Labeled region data
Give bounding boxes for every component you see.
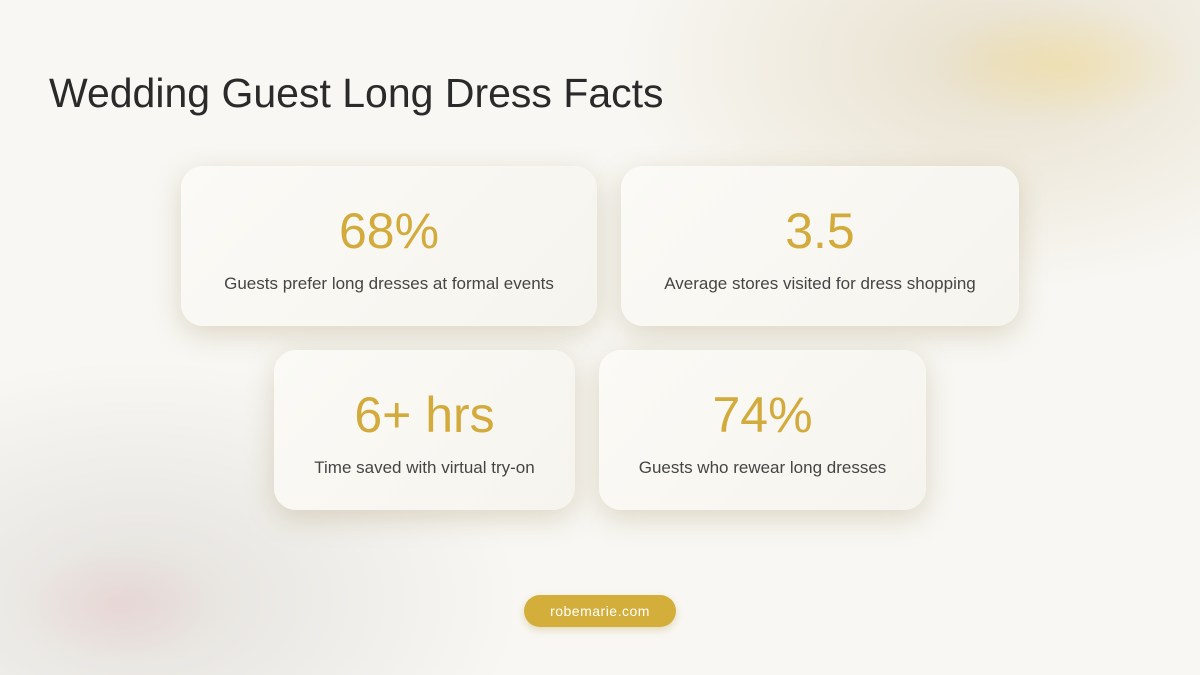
card: 68%: 68% xyxy=(339,203,439,259)
card: 74%: 74% xyxy=(712,387,813,443)
card: 3.5 xyxy=(621,166,1019,326)
card: 3.5: 3.5 xyxy=(785,203,855,259)
card: 68%: Guests prefer long dresses at formal events xyxy=(224,274,554,293)
card: 74% xyxy=(599,350,926,510)
card: 6+ hrs: 6+ hrs xyxy=(354,387,495,443)
card: 6+ hrs xyxy=(274,350,575,510)
card: 74%: Guests who rewear long dresses xyxy=(639,458,886,477)
card: 68% xyxy=(181,166,597,326)
card: 6+ hrs: Time saved with virtual try-on xyxy=(314,458,535,477)
footer pill: robemarie.com xyxy=(550,603,650,619)
footer pill xyxy=(524,595,676,627)
card: 3.5: Average stores visited for dress shopping xyxy=(664,274,976,293)
title: Wedding Guest Long Dress Facts xyxy=(49,70,664,116)
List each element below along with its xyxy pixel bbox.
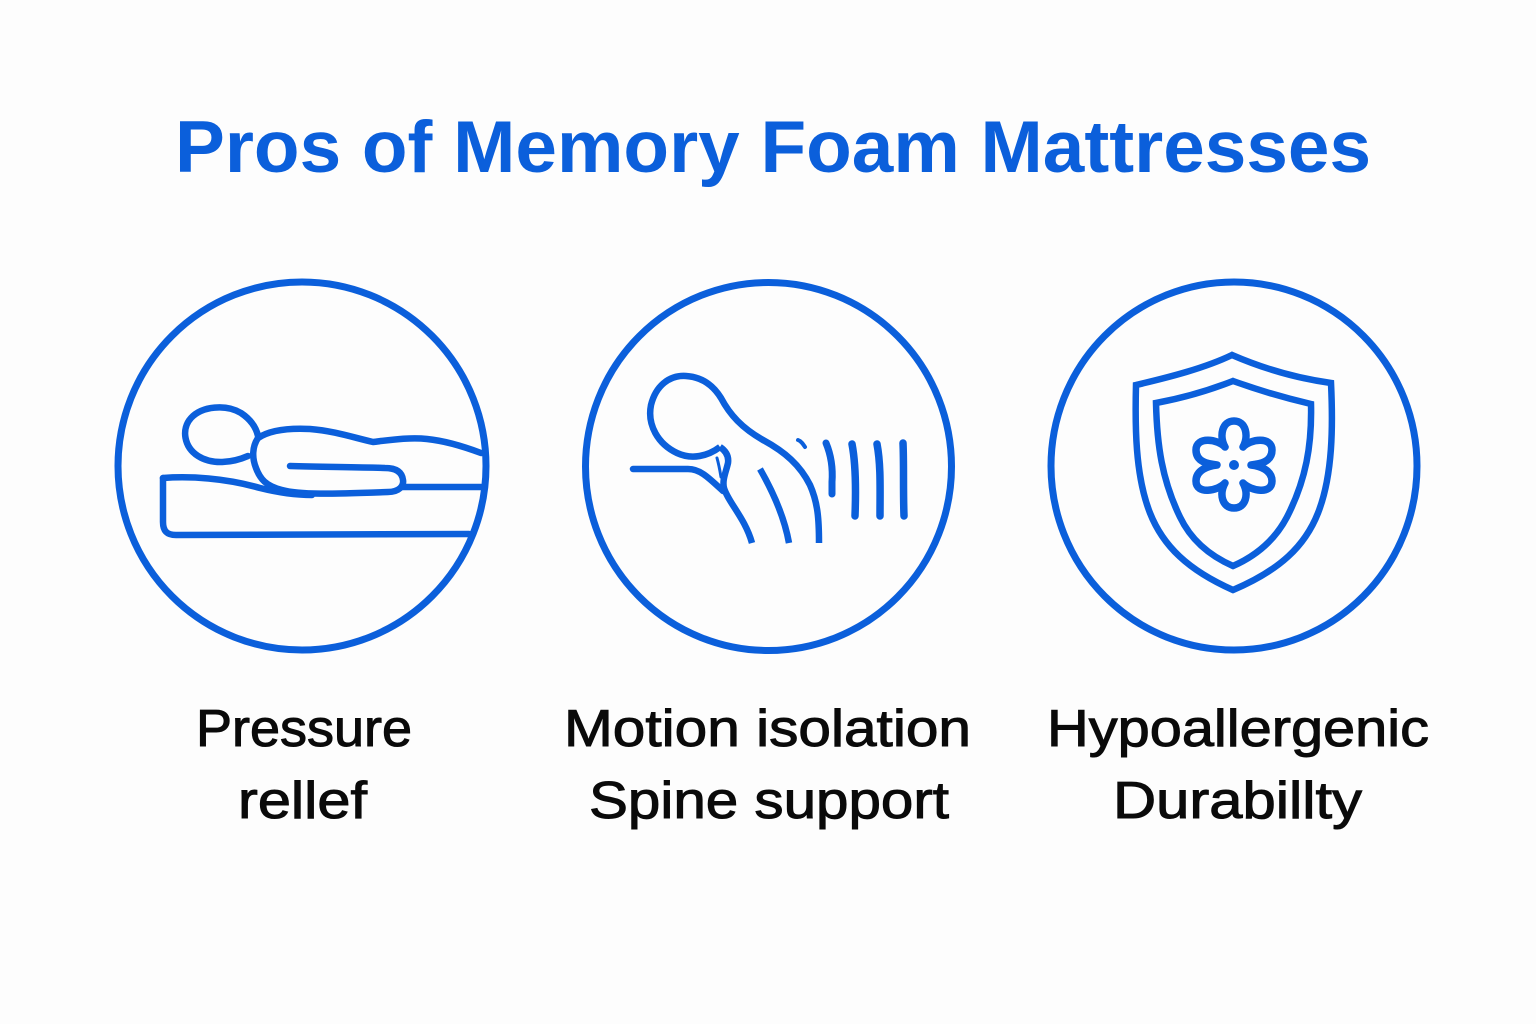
panel: hypoallergenic and durability — [1047, 282, 1429, 830]
label: hypoallergenic, durability: Hypoallergenic — [1047, 700, 1429, 758]
icon: shield with flower — [1051, 282, 1417, 650]
label: hypoallergenic, durability — [1047, 700, 1429, 830]
label: motion isolation, spine support — [564, 700, 971, 830]
panel: motion isolation and spine support — [564, 282, 971, 830]
panel: pressure relief — [118, 282, 486, 830]
label: pressure relief — [196, 700, 412, 830]
label: hypoallergenic, durability: Durabillty — [1113, 772, 1362, 830]
label: pressure relief: rellef — [238, 772, 368, 830]
label: pressure relief: Pressure — [196, 700, 412, 758]
icon: person lying on mattress — [118, 282, 486, 650]
title: Pros of Memory Foam Mattresses — [175, 107, 1371, 188]
icon: head and spine with motion lines — [586, 282, 952, 650]
label: motion isolation, spine support: Spine support — [589, 772, 950, 830]
label: motion isolation, spine support: Motion isolation — [564, 700, 971, 758]
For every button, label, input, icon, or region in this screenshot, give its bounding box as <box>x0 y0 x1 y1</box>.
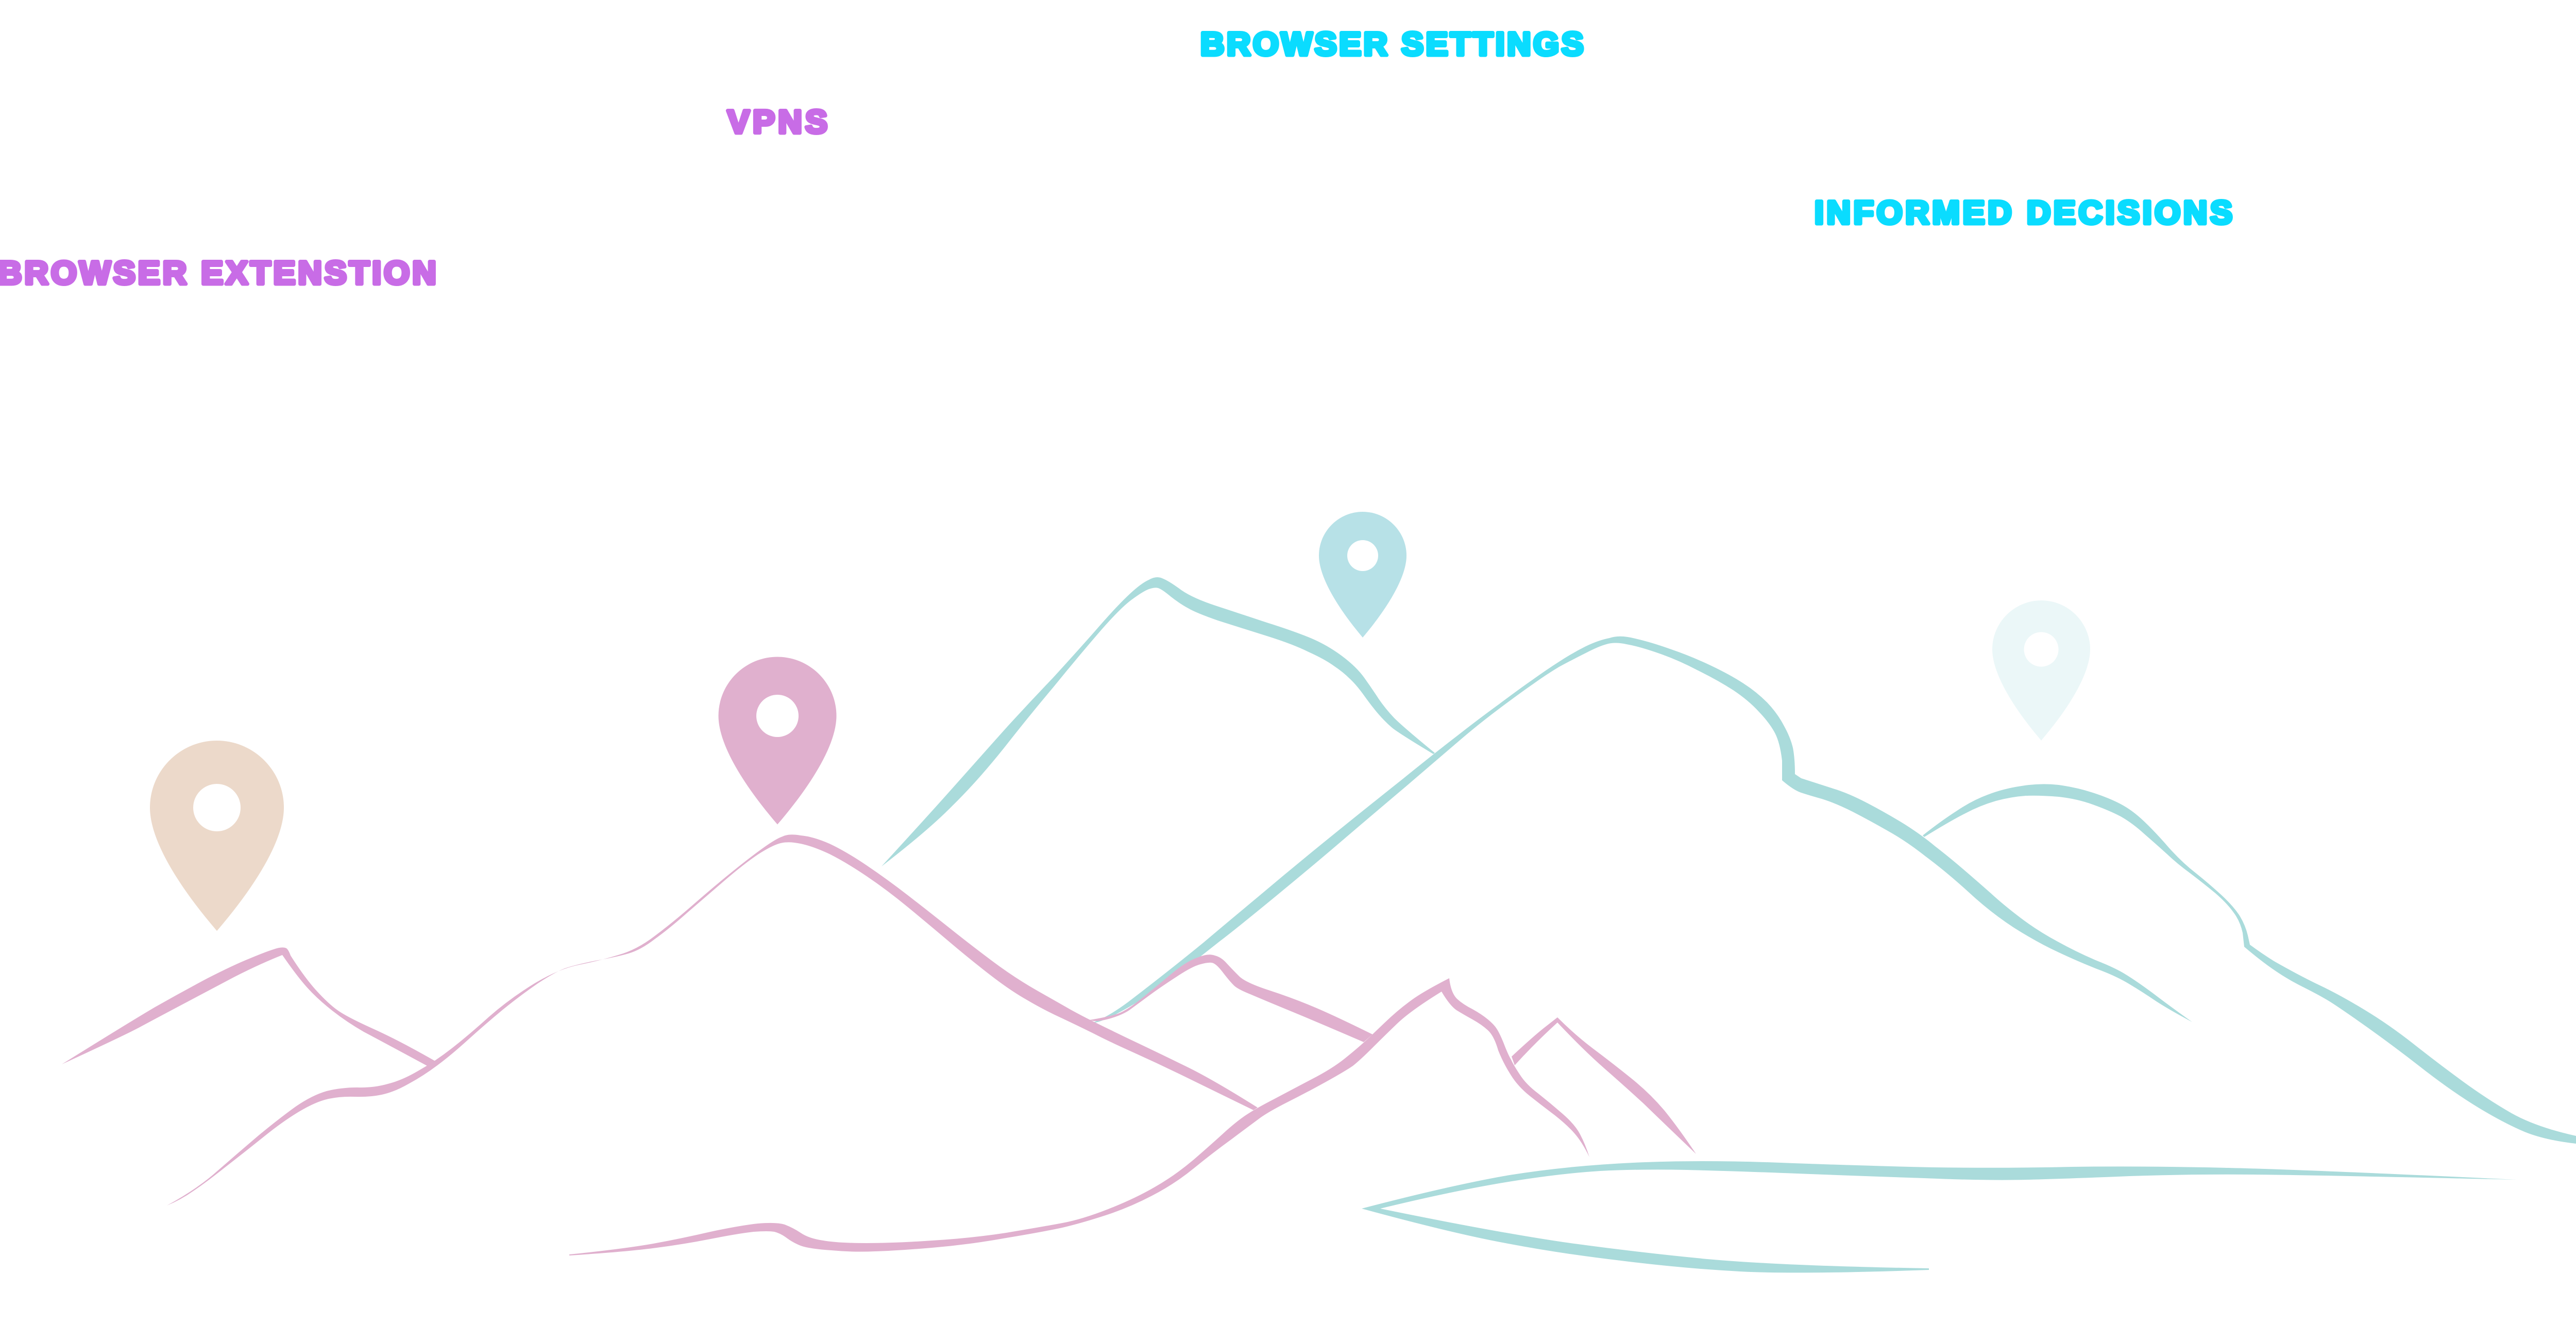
teal lake <box>1362 1161 2516 1272</box>
pink mountain: main peak <box>167 834 1258 1205</box>
label: browser extension: BROWSER EXTENSTION <box>0 255 436 291</box>
icon: beige location pin <box>150 741 284 931</box>
pink mountain: centre small peak <box>1090 954 1372 1042</box>
teal mountain: back peak <box>882 577 1435 866</box>
teal mountain: tall central peak <box>1093 636 2192 1023</box>
pink mountain: small left peak <box>62 947 435 1066</box>
label: browser settings: BROWSER SETTINGS <box>1200 26 1584 62</box>
icon: pale location pin <box>1992 600 2090 741</box>
icon: pink location pin <box>718 657 837 825</box>
icon: teal location pin <box>1319 512 1406 638</box>
label: VPNs: VPNS <box>727 104 827 140</box>
pink mountain: far right small peak <box>1512 1017 1696 1154</box>
teal mountain: right ridge <box>1923 784 2576 1144</box>
pink mountain: lower foothill and right peak <box>569 978 1589 1255</box>
label: informed decisions: INFORMED DECISIONS <box>1815 195 2232 231</box>
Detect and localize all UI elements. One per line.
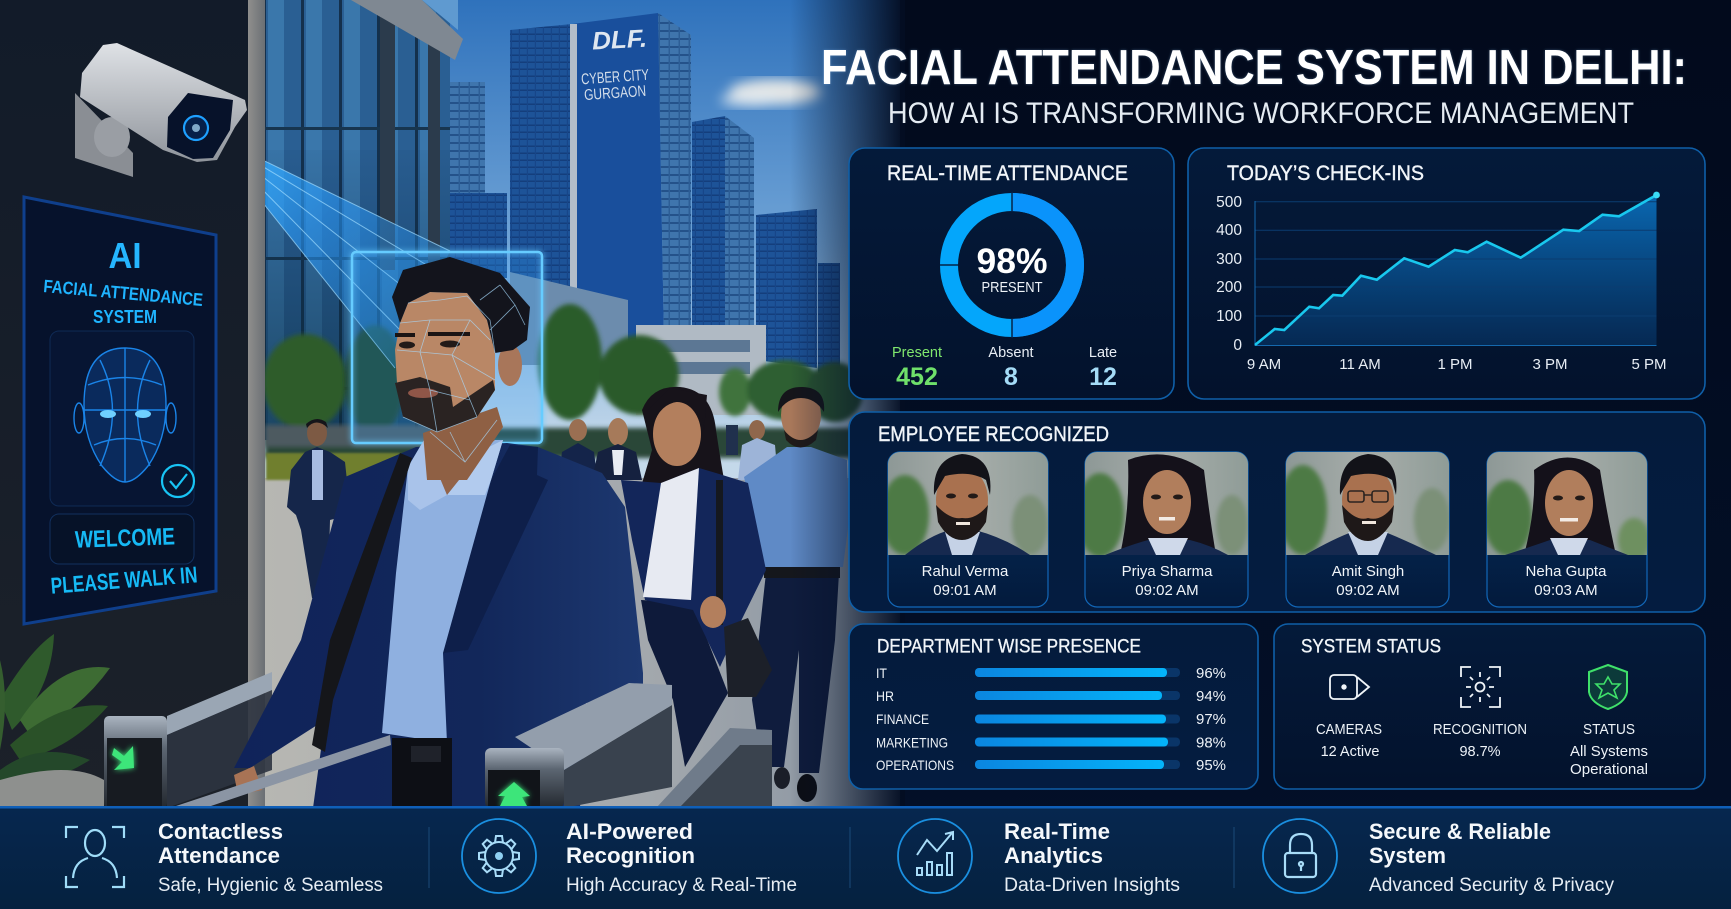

**What is expected:** Reproduce every line of the data above verbatim, leaving out the picture lines.

**The result:**
Give bounding boxes for every component you see.
card: 68%: 68% xyxy=(339,203,439,259)
card: 74%: 74% xyxy=(712,387,813,443)
card: 3.5 xyxy=(621,166,1019,326)
card: 3.5: 3.5 xyxy=(785,203,855,259)
card: 68%: Guests prefer long dresses at formal events xyxy=(224,274,554,293)
card: 74% xyxy=(599,350,926,510)
card: 6+ hrs: 6+ hrs xyxy=(354,387,495,443)
card: 6+ hrs xyxy=(274,350,575,510)
card: 74%: Guests who rewear long dresses xyxy=(639,458,886,477)
card: 68% xyxy=(181,166,597,326)
card: 6+ hrs: Time saved with virtual try-on xyxy=(314,458,535,477)
footer pill: robemarie.com xyxy=(550,603,650,619)
footer pill xyxy=(524,595,676,627)
card: 3.5: Average stores visited for dress shopping xyxy=(664,274,976,293)
title: Wedding Guest Long Dress Facts xyxy=(49,70,664,116)
List each element below along with its xyxy pixel bbox.
panel: hypoallergenic and durability — [1047, 282, 1429, 830]
label: hypoallergenic, durability: Hypoallergenic — [1047, 700, 1429, 758]
icon: shield with flower — [1051, 282, 1417, 650]
label: hypoallergenic, durability — [1047, 700, 1429, 830]
label: motion isolation, spine support — [564, 700, 971, 830]
panel: motion isolation and spine support — [564, 282, 971, 830]
panel: pressure relief — [118, 282, 486, 830]
label: pressure relief — [196, 700, 412, 830]
label: hypoallergenic, durability: Durabillty — [1113, 772, 1362, 830]
label: pressure relief: rellef — [238, 772, 368, 830]
label: pressure relief: Pressure — [196, 700, 412, 758]
icon: person lying on mattress — [118, 282, 486, 650]
title: Pros of Memory Foam Mattresses — [175, 107, 1371, 188]
icon: head and spine with motion lines — [586, 282, 952, 650]
label: motion isolation, spine support: Spine support — [589, 772, 950, 830]
label: motion isolation, spine support: Motion isolation — [564, 700, 971, 758]
For every button, label, input, icon, or region in this screenshot, give its bounding box as <box>x0 y0 x1 y1</box>.
teal lake <box>1362 1161 2516 1272</box>
pink mountain: main peak <box>167 834 1258 1205</box>
label: browser extension: BROWSER EXTENSTION <box>0 255 436 291</box>
icon: beige location pin <box>150 741 284 931</box>
pink mountain: centre small peak <box>1090 954 1372 1042</box>
teal mountain: back peak <box>882 577 1435 866</box>
teal mountain: tall central peak <box>1093 636 2192 1023</box>
pink mountain: small left peak <box>62 947 435 1066</box>
label: browser settings: BROWSER SETTINGS <box>1200 26 1584 62</box>
icon: pale location pin <box>1992 600 2090 741</box>
icon: pink location pin <box>718 657 837 825</box>
icon: teal location pin <box>1319 512 1406 638</box>
label: VPNs: VPNS <box>727 104 827 140</box>
pink mountain: far right small peak <box>1512 1017 1696 1154</box>
teal mountain: right ridge <box>1923 784 2576 1144</box>
pink mountain: lower foothill and right peak <box>569 978 1589 1255</box>
label: informed decisions: INFORMED DECISIONS <box>1815 195 2232 231</box>
Detect and localize all UI elements. One per line.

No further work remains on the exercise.